**PROBLEM TO SOLVE:**
Collect all the lines that mention the word "chevron".

**MATERIAL FOR THIS TASK:**
|---|

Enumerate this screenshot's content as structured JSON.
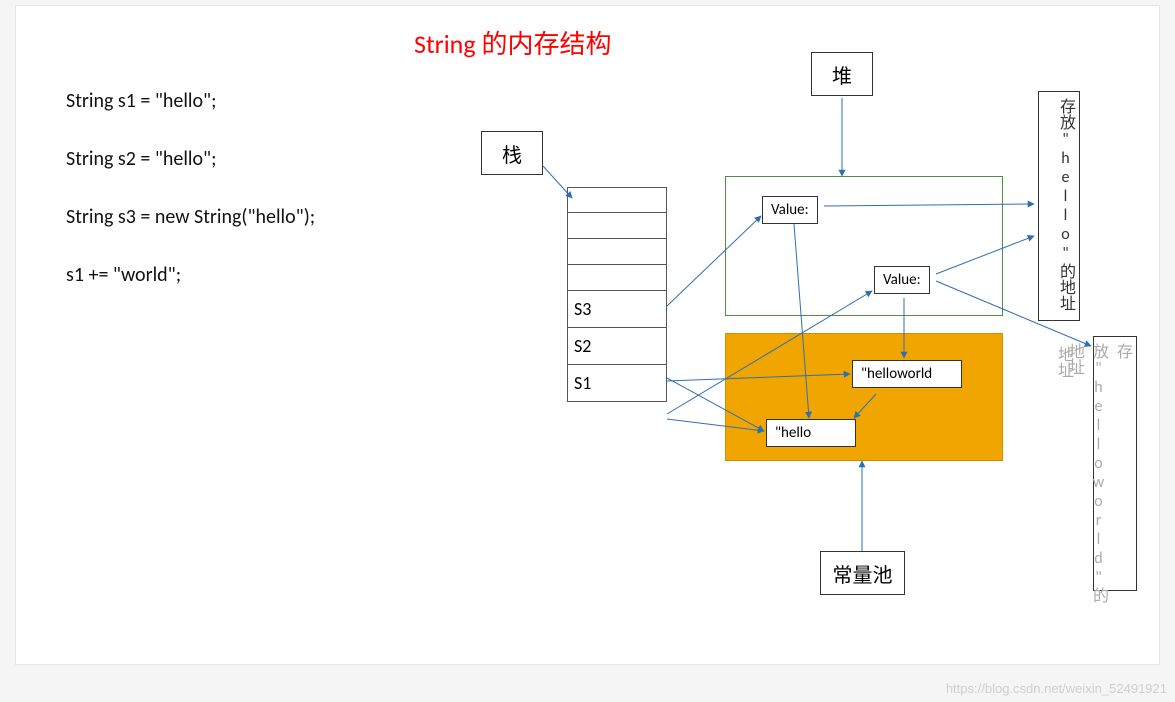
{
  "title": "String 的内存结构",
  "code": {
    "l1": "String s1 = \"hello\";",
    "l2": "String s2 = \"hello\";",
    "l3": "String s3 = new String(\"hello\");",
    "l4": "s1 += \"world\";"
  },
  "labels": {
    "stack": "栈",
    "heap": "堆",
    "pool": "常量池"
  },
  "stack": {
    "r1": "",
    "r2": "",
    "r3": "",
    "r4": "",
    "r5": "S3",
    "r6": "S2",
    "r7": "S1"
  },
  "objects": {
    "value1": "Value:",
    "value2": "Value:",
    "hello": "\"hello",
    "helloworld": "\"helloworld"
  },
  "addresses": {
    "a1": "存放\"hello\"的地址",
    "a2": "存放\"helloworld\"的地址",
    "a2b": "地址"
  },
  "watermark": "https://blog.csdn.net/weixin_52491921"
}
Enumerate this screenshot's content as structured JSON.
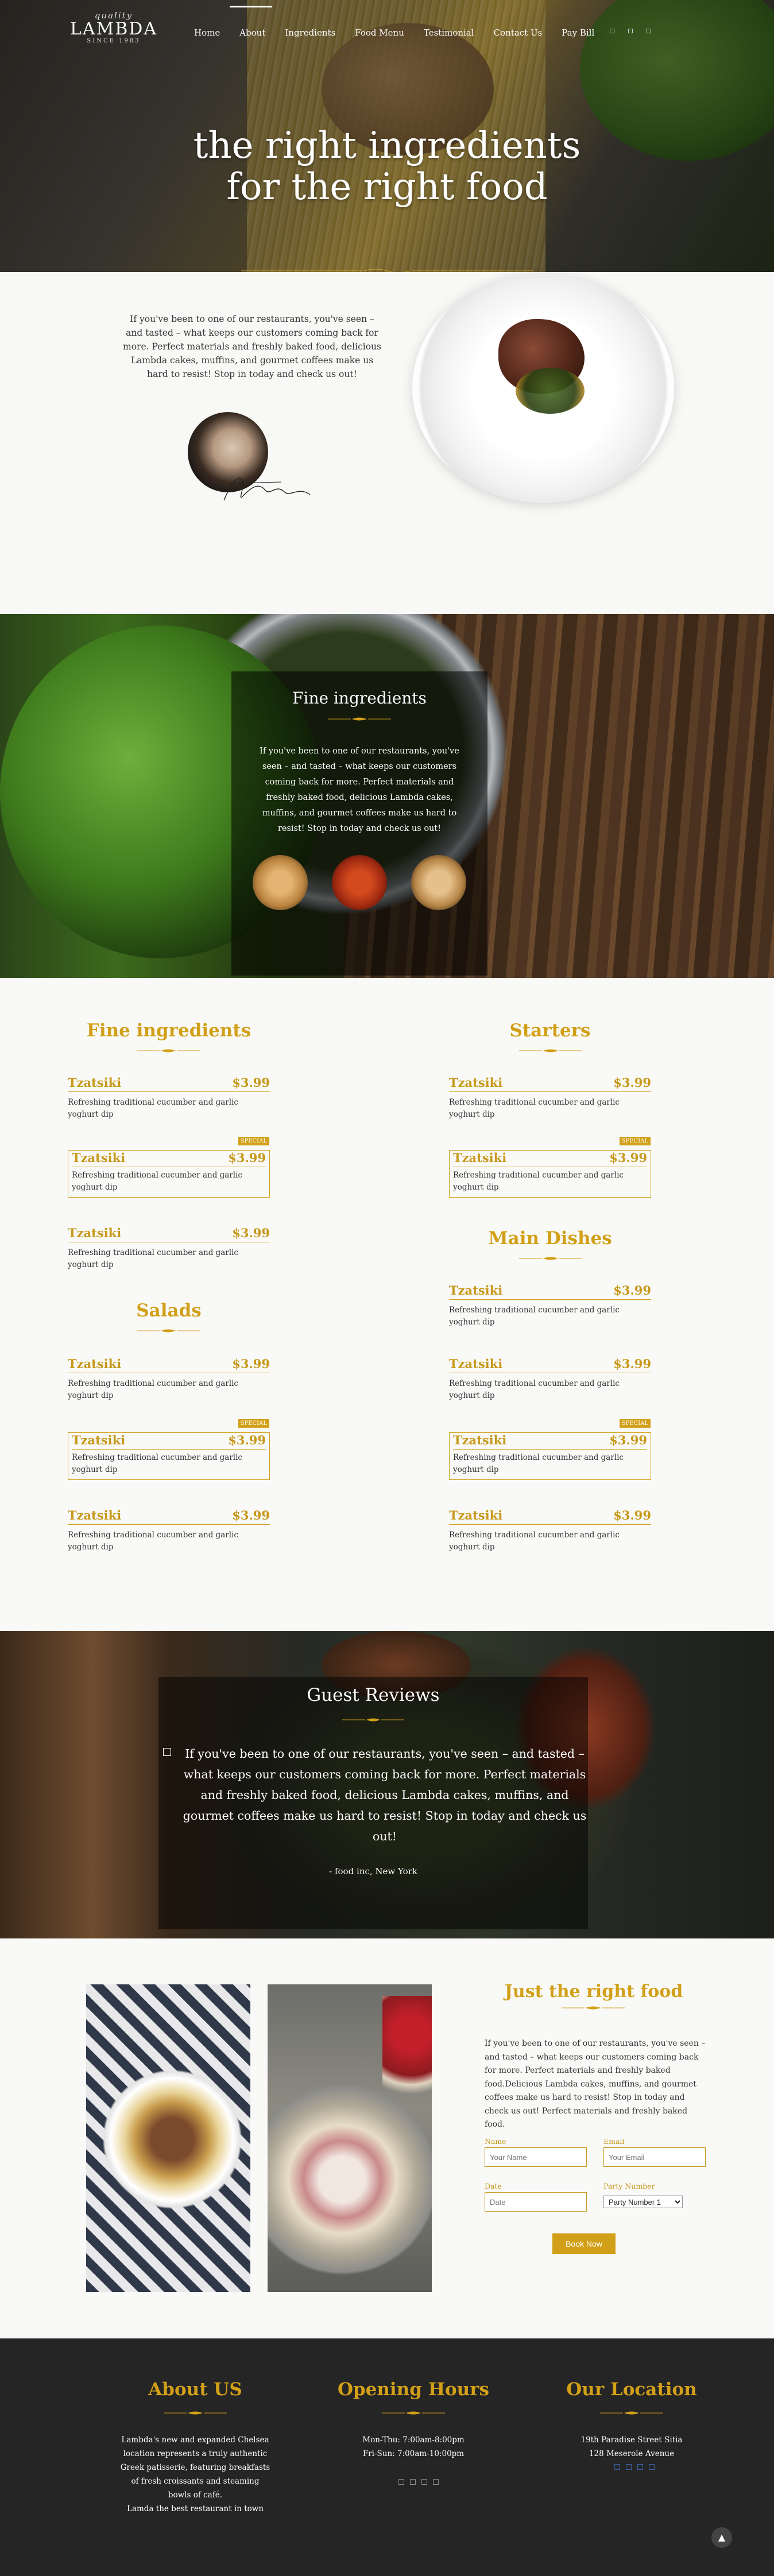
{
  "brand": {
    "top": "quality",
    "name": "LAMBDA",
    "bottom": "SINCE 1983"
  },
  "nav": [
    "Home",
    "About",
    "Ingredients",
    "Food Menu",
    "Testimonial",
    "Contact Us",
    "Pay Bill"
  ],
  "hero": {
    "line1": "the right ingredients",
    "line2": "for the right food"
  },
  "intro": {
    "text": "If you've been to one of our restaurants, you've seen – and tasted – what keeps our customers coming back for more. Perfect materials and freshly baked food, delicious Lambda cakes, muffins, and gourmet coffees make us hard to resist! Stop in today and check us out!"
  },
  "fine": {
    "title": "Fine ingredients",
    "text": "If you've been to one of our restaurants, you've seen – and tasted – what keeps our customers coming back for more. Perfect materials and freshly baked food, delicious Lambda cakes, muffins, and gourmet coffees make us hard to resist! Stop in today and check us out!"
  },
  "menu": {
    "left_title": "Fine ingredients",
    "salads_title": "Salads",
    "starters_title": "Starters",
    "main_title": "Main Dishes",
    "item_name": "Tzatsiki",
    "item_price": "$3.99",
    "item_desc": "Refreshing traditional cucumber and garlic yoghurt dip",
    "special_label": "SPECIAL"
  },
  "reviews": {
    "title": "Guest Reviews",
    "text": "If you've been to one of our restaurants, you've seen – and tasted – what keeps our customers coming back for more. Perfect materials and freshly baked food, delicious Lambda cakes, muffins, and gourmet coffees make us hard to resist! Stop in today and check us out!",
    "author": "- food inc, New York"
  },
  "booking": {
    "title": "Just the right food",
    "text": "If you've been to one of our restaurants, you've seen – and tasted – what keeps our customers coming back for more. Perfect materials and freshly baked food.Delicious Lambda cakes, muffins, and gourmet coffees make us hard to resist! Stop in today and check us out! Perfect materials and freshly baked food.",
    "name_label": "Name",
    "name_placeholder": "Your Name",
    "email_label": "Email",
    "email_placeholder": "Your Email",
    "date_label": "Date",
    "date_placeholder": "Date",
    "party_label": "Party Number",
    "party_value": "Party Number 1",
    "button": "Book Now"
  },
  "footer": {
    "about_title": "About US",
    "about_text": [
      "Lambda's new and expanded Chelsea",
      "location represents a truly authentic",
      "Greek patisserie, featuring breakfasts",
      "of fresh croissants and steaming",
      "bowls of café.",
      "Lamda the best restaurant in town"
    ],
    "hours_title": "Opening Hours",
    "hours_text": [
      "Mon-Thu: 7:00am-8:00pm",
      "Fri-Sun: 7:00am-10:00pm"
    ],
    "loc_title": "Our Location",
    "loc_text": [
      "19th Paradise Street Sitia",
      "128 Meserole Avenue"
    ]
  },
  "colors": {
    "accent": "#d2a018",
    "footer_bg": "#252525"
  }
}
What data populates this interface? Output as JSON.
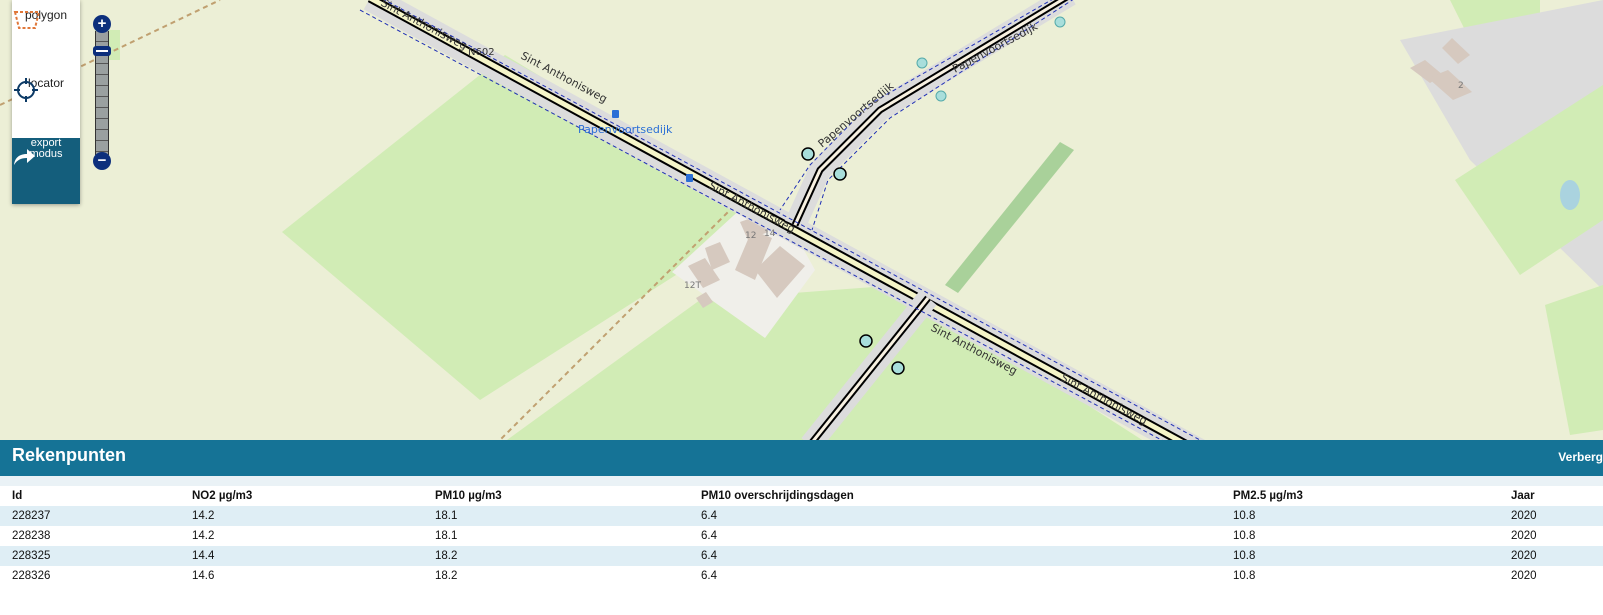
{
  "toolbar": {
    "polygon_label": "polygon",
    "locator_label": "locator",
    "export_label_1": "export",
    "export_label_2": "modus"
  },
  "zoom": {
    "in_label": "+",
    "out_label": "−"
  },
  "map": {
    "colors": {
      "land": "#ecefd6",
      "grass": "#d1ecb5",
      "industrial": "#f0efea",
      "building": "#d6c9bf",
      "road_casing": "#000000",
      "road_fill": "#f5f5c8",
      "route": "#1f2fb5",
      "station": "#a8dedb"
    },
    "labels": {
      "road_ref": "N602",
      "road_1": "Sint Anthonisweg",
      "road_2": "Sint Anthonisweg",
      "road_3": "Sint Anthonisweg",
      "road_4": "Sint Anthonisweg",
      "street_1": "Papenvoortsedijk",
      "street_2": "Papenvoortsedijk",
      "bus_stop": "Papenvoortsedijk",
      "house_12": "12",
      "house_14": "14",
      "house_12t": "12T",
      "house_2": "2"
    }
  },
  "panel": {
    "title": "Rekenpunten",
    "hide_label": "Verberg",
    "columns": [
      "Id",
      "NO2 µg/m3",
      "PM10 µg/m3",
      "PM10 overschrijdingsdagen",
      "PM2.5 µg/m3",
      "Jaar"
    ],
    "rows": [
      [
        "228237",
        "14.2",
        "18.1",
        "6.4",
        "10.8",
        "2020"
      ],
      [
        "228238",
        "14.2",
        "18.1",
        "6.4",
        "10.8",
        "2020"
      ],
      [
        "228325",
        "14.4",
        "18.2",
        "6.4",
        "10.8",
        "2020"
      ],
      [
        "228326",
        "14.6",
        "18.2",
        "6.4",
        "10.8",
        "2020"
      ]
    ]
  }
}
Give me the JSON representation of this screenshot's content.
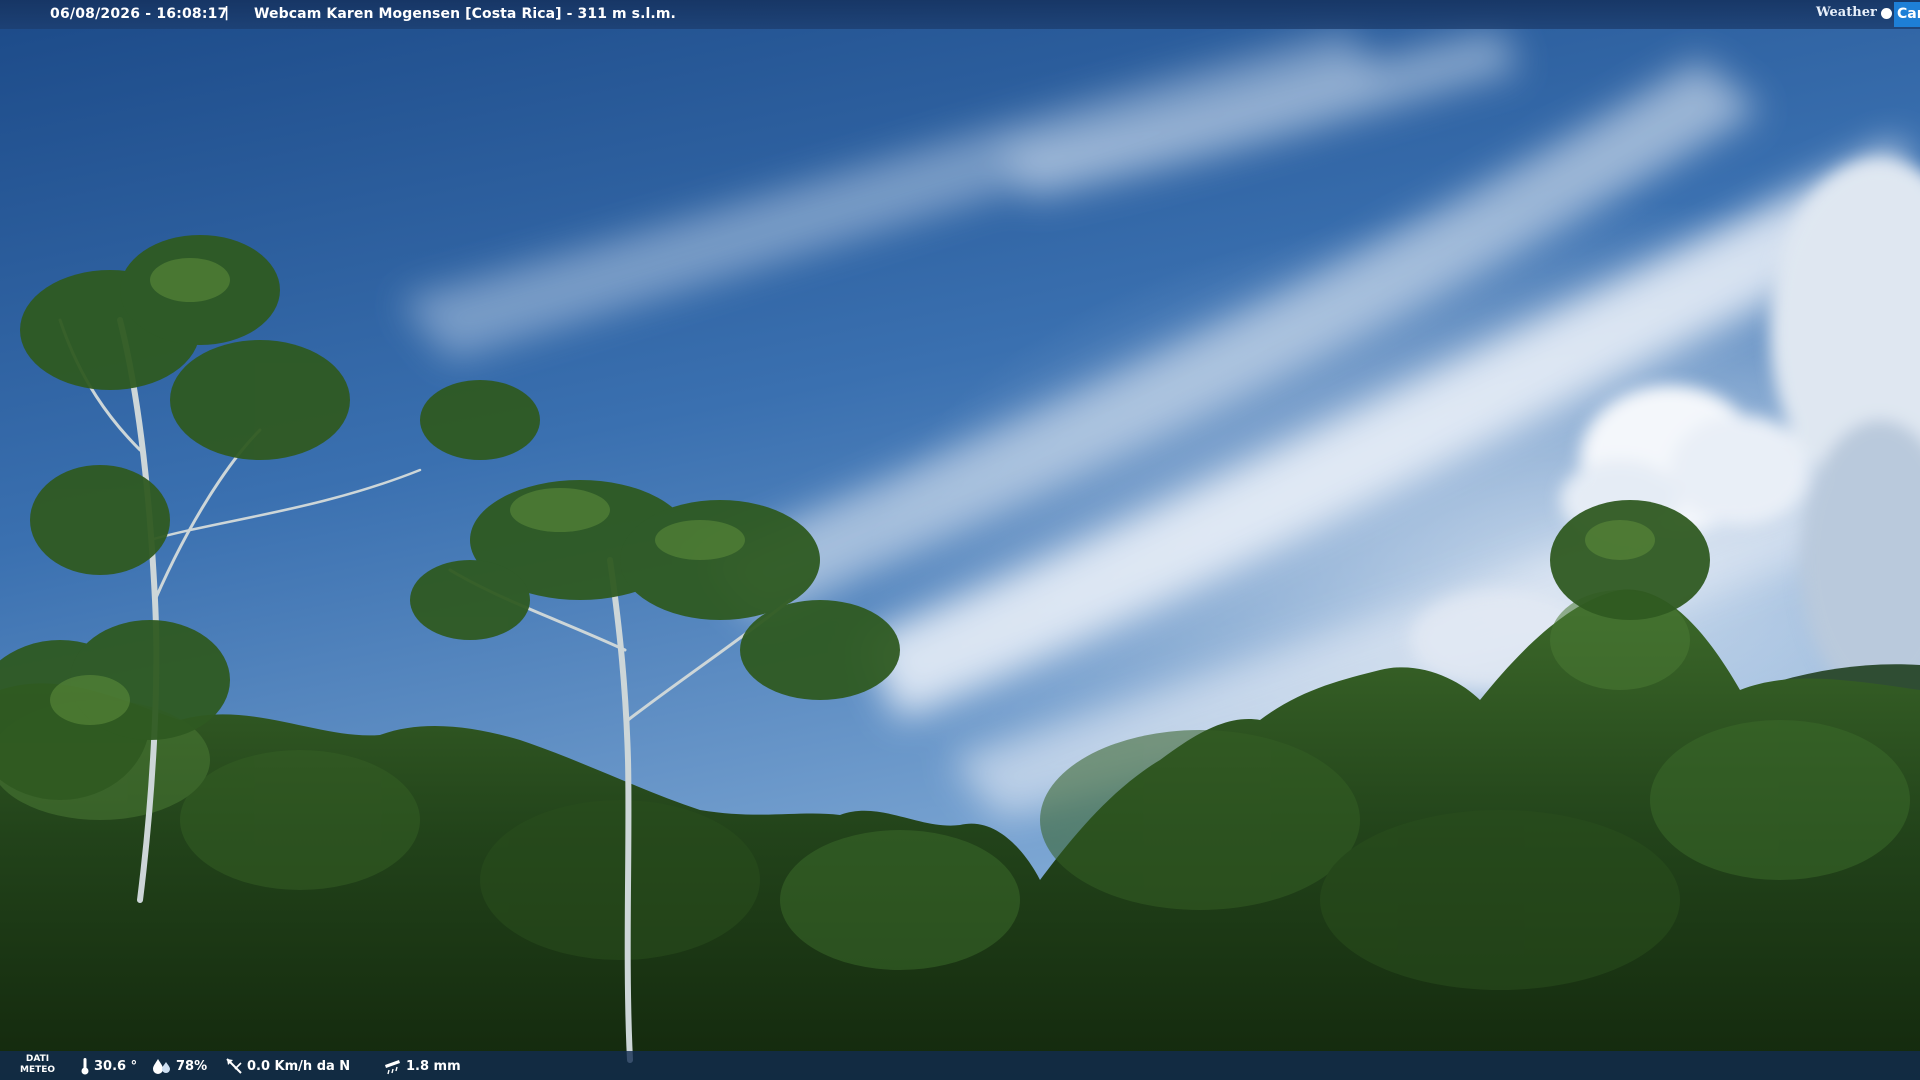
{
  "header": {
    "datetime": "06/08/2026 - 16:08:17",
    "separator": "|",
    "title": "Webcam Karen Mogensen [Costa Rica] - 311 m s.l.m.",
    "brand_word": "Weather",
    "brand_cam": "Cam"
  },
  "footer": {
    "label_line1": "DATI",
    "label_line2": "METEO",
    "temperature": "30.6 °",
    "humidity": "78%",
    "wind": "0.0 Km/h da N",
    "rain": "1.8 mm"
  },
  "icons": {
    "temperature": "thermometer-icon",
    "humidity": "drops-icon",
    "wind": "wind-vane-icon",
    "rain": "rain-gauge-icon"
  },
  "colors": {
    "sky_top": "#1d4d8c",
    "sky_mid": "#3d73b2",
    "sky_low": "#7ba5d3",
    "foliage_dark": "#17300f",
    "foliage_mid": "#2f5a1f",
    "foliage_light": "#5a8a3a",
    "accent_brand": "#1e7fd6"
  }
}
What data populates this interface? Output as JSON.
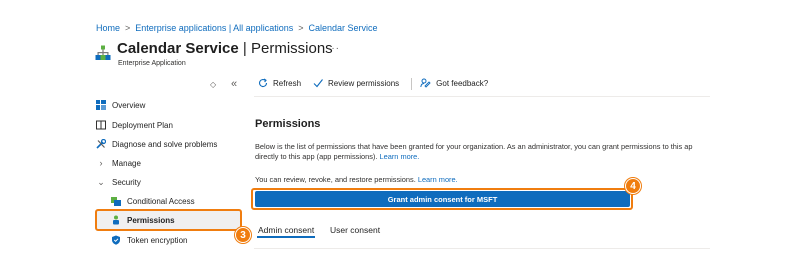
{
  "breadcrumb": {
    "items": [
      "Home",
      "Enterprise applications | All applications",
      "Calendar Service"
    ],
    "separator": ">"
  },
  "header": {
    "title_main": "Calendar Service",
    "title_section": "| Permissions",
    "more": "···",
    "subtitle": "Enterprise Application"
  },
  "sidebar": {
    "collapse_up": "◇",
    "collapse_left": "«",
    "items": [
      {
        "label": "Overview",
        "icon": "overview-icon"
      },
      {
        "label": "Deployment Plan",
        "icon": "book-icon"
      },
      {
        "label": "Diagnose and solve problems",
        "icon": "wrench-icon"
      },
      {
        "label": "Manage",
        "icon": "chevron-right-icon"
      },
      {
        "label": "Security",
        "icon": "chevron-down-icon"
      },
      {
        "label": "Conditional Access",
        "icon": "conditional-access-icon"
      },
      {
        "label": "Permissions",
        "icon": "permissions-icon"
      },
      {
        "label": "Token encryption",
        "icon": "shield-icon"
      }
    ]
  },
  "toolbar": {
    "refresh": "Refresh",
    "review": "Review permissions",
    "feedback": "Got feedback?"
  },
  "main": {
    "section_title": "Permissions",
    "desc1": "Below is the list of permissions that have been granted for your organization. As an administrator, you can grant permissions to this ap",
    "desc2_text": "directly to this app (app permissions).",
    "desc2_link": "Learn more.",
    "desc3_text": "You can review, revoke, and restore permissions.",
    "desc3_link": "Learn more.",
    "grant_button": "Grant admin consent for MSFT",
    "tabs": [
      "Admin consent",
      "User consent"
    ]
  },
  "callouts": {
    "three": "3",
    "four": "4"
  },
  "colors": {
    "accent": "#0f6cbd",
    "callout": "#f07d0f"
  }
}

|---|

**FINISHED TASK:**
        "icon": "chevron-right-icon"
        "icon": "chevron-down-icon"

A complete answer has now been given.